What the exercise asks:
Reproduce each line from the records that holds "XAUUSD".

(Dataset records)
▬▬▬▬▬▬
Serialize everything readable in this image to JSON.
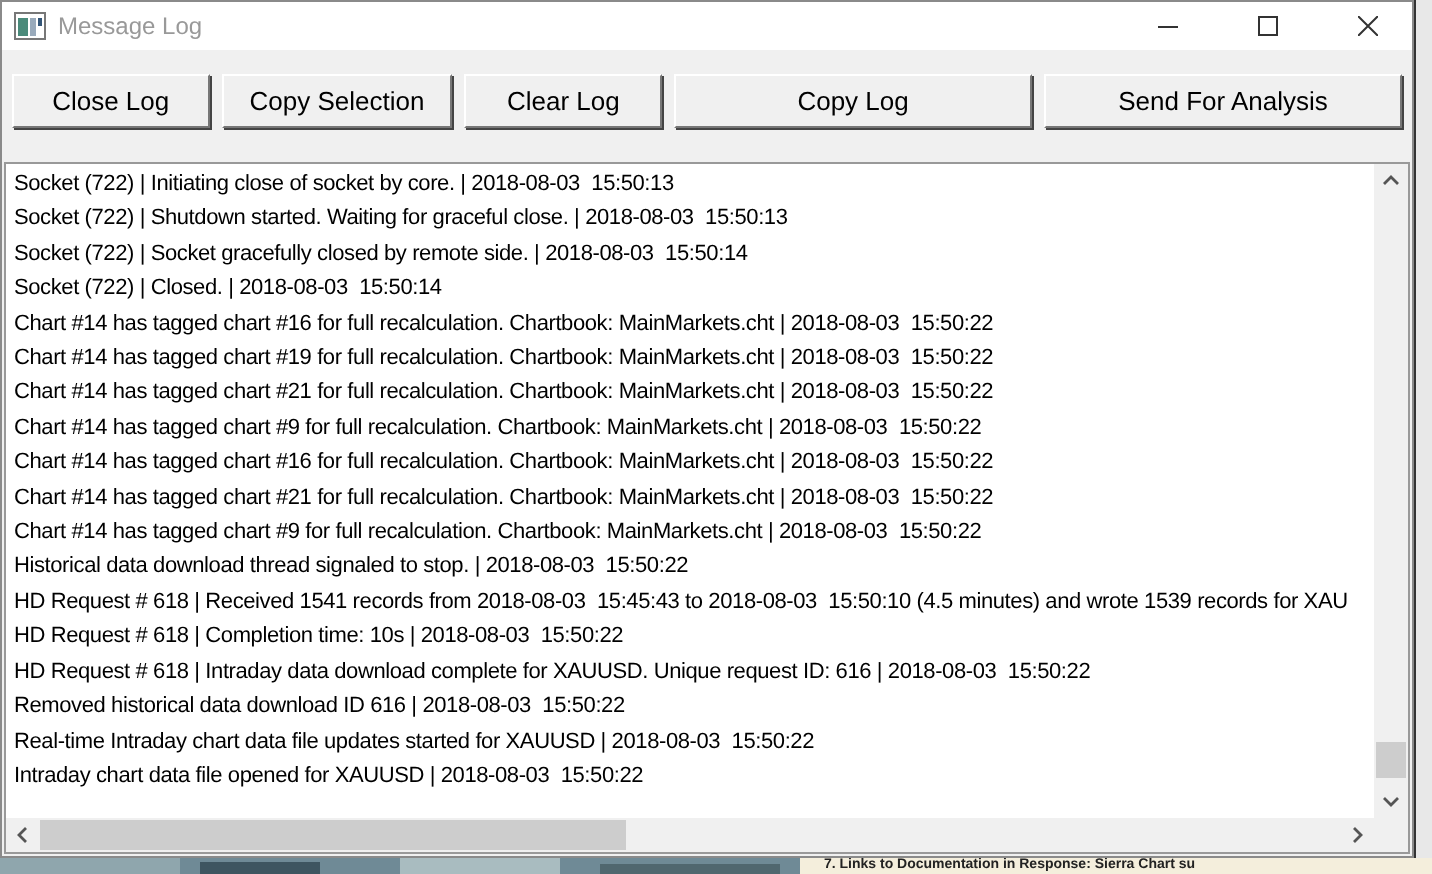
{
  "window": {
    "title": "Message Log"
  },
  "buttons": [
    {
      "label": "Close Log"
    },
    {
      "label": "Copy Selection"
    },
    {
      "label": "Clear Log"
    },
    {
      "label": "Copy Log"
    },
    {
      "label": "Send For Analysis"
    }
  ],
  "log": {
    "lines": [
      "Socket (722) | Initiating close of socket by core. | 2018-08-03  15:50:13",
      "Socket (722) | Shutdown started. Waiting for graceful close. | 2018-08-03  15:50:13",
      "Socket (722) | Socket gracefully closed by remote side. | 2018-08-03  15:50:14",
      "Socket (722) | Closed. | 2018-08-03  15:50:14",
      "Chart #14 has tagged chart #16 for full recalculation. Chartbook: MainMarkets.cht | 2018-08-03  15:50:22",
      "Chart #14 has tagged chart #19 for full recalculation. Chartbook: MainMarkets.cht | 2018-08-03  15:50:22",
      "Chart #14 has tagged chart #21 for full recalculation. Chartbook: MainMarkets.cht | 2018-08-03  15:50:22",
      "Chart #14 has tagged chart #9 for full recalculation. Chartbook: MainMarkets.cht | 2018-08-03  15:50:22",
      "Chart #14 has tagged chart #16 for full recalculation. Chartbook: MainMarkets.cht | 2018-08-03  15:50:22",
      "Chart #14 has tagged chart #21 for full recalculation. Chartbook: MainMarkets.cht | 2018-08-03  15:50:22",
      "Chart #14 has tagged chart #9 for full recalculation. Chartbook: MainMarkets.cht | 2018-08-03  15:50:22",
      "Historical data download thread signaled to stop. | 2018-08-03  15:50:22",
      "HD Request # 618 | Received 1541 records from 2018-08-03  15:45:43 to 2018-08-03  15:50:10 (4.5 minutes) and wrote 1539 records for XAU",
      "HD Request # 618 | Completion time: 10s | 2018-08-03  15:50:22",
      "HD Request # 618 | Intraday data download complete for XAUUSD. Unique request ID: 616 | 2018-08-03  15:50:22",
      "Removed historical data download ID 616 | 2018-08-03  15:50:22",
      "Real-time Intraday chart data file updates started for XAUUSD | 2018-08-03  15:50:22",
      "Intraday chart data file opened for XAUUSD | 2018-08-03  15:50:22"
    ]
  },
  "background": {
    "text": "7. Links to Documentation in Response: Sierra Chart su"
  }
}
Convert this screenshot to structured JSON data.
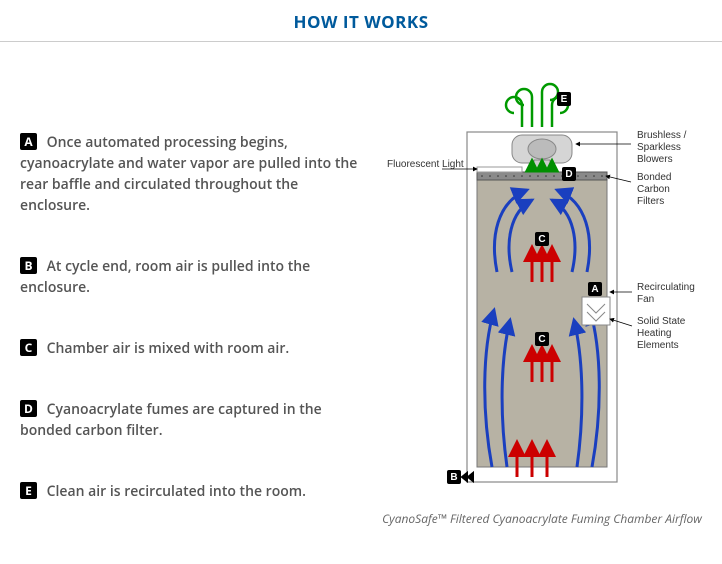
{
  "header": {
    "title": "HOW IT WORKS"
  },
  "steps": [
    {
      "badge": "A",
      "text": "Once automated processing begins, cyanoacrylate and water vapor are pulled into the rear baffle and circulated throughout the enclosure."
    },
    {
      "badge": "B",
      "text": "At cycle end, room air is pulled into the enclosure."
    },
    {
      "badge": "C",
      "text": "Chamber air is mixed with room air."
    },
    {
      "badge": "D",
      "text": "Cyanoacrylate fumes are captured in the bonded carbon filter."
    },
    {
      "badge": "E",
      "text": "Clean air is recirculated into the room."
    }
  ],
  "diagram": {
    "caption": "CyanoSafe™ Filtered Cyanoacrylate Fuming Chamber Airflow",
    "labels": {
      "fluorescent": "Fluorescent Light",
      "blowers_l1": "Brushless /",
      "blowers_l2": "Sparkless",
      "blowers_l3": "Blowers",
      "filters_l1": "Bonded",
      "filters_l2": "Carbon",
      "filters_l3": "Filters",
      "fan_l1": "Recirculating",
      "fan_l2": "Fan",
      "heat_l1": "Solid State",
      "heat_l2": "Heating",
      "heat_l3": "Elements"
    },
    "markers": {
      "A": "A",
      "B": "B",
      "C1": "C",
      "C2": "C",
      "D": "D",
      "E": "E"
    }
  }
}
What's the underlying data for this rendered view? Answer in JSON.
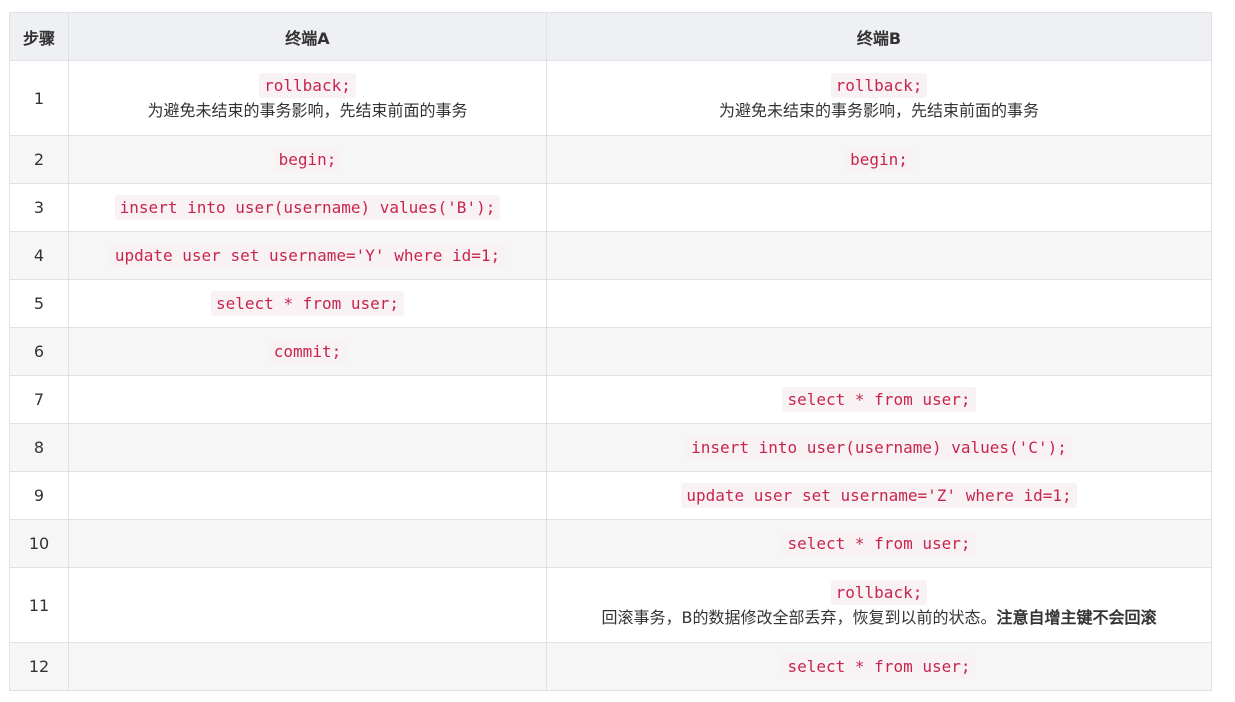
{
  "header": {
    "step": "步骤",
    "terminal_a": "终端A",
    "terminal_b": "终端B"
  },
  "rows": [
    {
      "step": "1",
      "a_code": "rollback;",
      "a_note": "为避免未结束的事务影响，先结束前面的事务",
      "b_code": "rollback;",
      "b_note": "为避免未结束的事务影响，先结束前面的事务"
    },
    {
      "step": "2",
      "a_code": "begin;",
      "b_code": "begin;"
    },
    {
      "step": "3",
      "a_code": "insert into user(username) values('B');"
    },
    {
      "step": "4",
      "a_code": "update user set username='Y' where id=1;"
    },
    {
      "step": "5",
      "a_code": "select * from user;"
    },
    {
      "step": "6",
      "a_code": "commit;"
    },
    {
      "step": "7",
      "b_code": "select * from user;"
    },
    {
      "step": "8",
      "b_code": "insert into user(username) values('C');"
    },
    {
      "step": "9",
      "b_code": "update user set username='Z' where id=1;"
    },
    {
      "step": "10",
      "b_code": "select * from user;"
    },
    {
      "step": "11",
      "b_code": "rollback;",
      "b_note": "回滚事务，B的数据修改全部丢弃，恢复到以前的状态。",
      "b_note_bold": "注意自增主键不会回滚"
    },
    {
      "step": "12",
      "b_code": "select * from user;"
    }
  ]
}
▬▬▬▬▬▬
The output:
      "HD Request # 618 | Intraday data download complete for XAUUSD. Unique request ID: 616 | 2018-08-03  15:50:22",
      "Real-time Intraday chart data file updates started for XAUUSD | 2018-08-03  15:50:22",
      "Intraday chart data file opened for XAUUSD | 2018-08-03  15:50:22"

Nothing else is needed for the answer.